• Stated goal: Copy every line of the material below word for word.

(Figure record extracts)

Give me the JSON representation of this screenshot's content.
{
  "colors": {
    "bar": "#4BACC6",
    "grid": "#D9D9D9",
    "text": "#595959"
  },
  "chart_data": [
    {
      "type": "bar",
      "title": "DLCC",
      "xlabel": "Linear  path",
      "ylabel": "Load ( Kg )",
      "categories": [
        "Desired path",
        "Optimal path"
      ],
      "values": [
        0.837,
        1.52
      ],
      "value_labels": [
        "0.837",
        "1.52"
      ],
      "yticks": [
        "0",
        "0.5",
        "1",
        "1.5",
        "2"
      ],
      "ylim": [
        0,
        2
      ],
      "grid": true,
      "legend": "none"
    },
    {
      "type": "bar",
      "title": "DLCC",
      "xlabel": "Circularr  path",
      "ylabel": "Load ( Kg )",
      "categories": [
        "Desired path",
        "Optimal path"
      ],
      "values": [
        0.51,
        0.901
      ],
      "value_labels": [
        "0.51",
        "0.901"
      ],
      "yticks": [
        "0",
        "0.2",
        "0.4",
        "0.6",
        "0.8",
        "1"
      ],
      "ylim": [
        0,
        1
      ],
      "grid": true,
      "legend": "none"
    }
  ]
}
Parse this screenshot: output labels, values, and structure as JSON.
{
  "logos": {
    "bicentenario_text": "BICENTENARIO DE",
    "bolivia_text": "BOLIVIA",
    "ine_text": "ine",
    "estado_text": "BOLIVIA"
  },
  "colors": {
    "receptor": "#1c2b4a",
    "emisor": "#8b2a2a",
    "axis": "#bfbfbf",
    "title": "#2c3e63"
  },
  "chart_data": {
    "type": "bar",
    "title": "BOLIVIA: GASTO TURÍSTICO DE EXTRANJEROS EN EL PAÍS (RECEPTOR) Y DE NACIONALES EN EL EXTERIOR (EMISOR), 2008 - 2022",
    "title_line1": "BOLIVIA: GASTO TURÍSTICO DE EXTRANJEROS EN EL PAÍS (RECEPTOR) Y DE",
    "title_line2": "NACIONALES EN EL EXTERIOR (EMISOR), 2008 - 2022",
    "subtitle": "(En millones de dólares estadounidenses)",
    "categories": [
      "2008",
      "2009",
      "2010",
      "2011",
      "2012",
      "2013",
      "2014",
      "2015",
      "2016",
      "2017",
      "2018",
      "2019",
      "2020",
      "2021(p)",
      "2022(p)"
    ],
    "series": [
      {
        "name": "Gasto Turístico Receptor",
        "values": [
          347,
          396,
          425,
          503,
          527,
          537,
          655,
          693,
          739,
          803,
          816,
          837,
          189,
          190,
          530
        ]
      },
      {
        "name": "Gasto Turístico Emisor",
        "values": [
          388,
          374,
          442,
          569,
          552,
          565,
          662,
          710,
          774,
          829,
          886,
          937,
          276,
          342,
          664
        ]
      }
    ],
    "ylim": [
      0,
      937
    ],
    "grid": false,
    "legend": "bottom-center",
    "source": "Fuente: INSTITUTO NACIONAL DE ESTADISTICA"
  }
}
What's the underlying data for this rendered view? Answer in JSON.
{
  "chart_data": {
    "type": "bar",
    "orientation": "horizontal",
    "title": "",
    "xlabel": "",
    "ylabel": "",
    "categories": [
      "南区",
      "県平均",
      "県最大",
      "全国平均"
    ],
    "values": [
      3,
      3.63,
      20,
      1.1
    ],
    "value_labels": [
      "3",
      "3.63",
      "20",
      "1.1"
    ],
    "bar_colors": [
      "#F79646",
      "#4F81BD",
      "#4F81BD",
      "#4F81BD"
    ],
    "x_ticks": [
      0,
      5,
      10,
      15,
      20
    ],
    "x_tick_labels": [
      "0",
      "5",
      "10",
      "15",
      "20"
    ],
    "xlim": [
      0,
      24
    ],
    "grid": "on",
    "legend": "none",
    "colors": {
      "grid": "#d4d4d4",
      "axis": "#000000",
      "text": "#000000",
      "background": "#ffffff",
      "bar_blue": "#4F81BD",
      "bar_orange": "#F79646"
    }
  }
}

• Completed task:
Give me the JSON representation of this screenshot's content.
{
  "colors": {
    "bar": "#4BACC6",
    "grid": "#D9D9D9",
    "text": "#595959"
  },
  "chart_data": [
    {
      "type": "bar",
      "title": "DLCC",
      "xlabel": "Linear  path",
      "ylabel": "Load ( Kg )",
      "categories": [
        "Desired path",
        "Optimal path"
      ],
      "values": [
        0.837,
        1.52
      ],
      "value_labels": [
        "0.837",
        "1.52"
      ],
      "yticks": [
        "0",
        "0.5",
        "1",
        "1.5",
        "2"
      ],
      "ylim": [
        0,
        2
      ],
      "grid": true,
      "legend": "none"
    },
    {
      "type": "bar",
      "title": "DLCC",
      "xlabel": "Circularr  path",
      "ylabel": "Load ( Kg )",
      "categories": [
        "Desired path",
        "Optimal path"
      ],
      "values": [
        0.51,
        0.901
      ],
      "value_labels": [
        "0.51",
        "0.901"
      ],
      "yticks": [
        "0",
        "0.2",
        "0.4",
        "0.6",
        "0.8",
        "1"
      ],
      "ylim": [
        0,
        1
      ],
      "grid": true,
      "legend": "none"
    }
  ]
}
Parse this screenshot: output labels, values, and structure as JSON.
{
  "logos": {
    "bicentenario_text": "BICENTENARIO DE",
    "bolivia_text": "BOLIVIA",
    "ine_text": "ine",
    "estado_text": "BOLIVIA"
  },
  "colors": {
    "receptor": "#1c2b4a",
    "emisor": "#8b2a2a",
    "axis": "#bfbfbf",
    "title": "#2c3e63"
  },
  "chart_data": {
    "type": "bar",
    "title": "BOLIVIA: GASTO TURÍSTICO DE EXTRANJEROS EN EL PAÍS (RECEPTOR) Y DE NACIONALES EN EL EXTERIOR (EMISOR), 2008 - 2022",
    "title_line1": "BOLIVIA: GASTO TURÍSTICO DE EXTRANJEROS EN EL PAÍS (RECEPTOR) Y DE",
    "title_line2": "NACIONALES EN EL EXTERIOR (EMISOR), 2008 - 2022",
    "subtitle": "(En millones de dólares estadounidenses)",
    "categories": [
      "2008",
      "2009",
      "2010",
      "2011",
      "2012",
      "2013",
      "2014",
      "2015",
      "2016",
      "2017",
      "2018",
      "2019",
      "2020",
      "2021(p)",
      "2022(p)"
    ],
    "series": [
      {
        "name": "Gasto Turístico Receptor",
        "values": [
          347,
          396,
          425,
          503,
          527,
          537,
          655,
          693,
          739,
          803,
          816,
          837,
          189,
          190,
          530
        ]
      },
      {
        "name": "Gasto Turístico Emisor",
        "values": [
          388,
          374,
          442,
          569,
          552,
          565,
          662,
          710,
          774,
          829,
          886,
          937,
          276,
          342,
          664
        ]
      }
    ],
    "ylim": [
      0,
      937
    ],
    "grid": false,
    "legend": "bottom-center",
    "source": "Fuente: INSTITUTO NACIONAL DE ESTADISTICA"
  }
}
What's the underlying data for this rendered view? Answer in JSON.
{
  "chart_data": {
    "type": "bar",
    "orientation": "horizontal",
    "title": "",
    "xlabel": "",
    "ylabel": "",
    "categories": [
      "南区",
      "県平均",
      "県最大",
      "全国平均"
    ],
    "values": [
      3,
      3.63,
      20,
      1.1
    ],
    "value_labels": [
      "3",
      "3.63",
      "20",
      "1.1"
    ],
    "bar_colors": [
      "#F79646",
      "#4F81BD",
      "#4F81BD",
      "#4F81BD"
    ],
    "x_ticks": [
      0,
      5,
      10,
      15,
      20
    ],
    "x_tick_labels": [
      "0",
      "5",
      "10",
      "15",
      "20"
    ],
    "xlim": [
      0,
      24
    ],
    "grid": "on",
    "legend": "none",
    "colors": {
      "grid": "#d4d4d4",
      "axis": "#000000",
      "text": "#000000",
      "background": "#ffffff",
      "bar_blue": "#4F81BD",
      "bar_orange": "#F79646"
    }
  }
}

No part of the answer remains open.